■ **Exercise**
Print the entries in full, word for word, but not the pictures.

____ Records shown

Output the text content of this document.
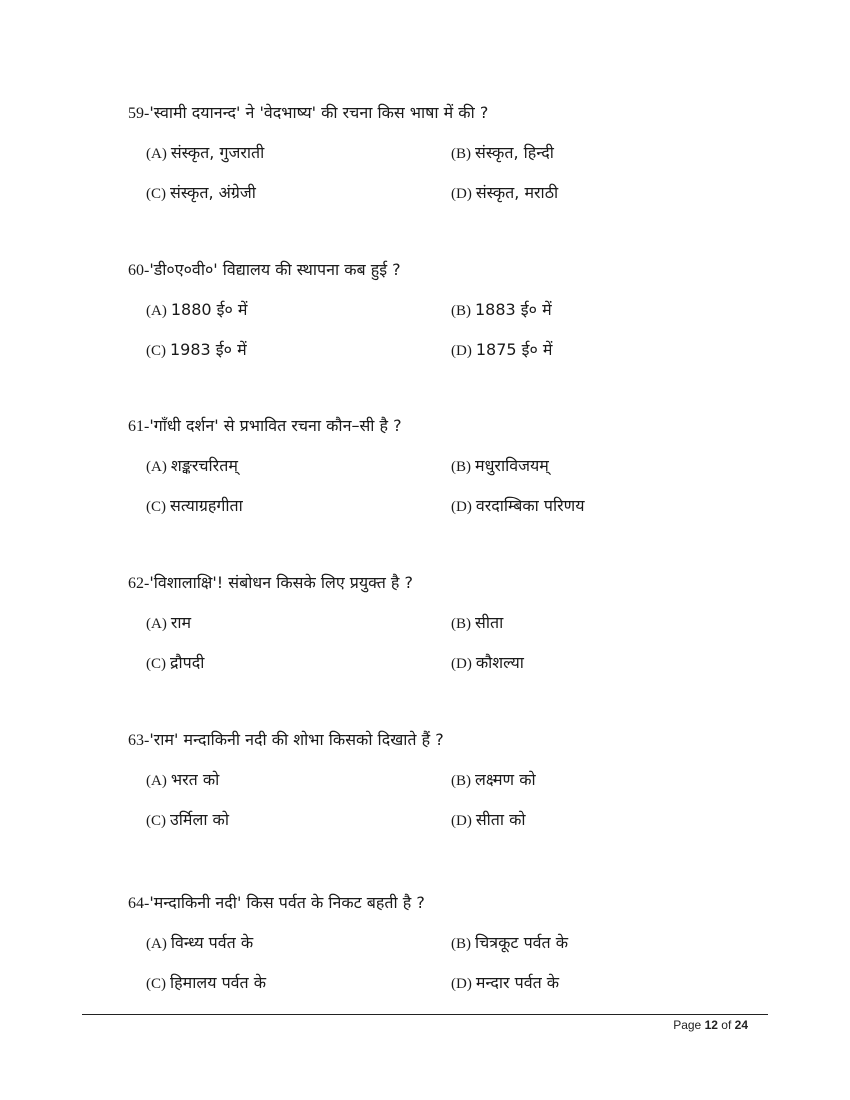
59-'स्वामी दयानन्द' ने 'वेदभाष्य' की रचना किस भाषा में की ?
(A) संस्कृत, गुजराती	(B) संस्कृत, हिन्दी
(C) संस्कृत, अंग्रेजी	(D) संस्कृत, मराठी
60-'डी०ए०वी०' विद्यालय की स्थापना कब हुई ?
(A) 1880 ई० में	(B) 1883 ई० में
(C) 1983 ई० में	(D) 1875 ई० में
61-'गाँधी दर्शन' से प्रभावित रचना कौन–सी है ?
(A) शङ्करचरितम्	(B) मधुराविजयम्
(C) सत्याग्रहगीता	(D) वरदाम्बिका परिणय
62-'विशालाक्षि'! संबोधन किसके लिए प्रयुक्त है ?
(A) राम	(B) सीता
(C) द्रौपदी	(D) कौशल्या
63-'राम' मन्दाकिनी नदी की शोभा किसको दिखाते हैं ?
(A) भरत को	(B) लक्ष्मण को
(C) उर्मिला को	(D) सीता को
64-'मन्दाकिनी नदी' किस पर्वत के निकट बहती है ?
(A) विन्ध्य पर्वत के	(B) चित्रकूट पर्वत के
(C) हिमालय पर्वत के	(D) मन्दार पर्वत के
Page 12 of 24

________

■ **Solution to the exercise**
Output the text content of this document.
59-'स्वामी दयानन्द' ने 'वेदभाष्य' की रचना किस भाषा में की ?
(A) संस्कृत, गुजराती	(B) संस्कृत, हिन्दी
(C) संस्कृत, अंग्रेजी	(D) संस्कृत, मराठी
60-'डी०ए०वी०' विद्यालय की स्थापना कब हुई ?
(A) 1880 ई० में	(B) 1883 ई० में
(C) 1983 ई० में	(D) 1875 ई० में
61-'गाँधी दर्शन' से प्रभावित रचना कौन–सी है ?
(A) शङ्करचरितम्	(B) मधुराविजयम्
(C) सत्याग्रहगीता	(D) वरदाम्बिका परिणय
62-'विशालाक्षि'! संबोधन किसके लिए प्रयुक्त है ?
(A) राम	(B) सीता
(C) द्रौपदी	(D) कौशल्या
63-'राम' मन्दाकिनी नदी की शोभा किसको दिखाते हैं ?
(A) भरत को	(B) लक्ष्मण को
(C) उर्मिला को	(D) सीता को
64-'मन्दाकिनी नदी' किस पर्वत के निकट बहती है ?
(A) विन्ध्य पर्वत के	(B) चित्रकूट पर्वत के
(C) हिमालय पर्वत के	(D) मन्दार पर्वत के
Page 12 of 24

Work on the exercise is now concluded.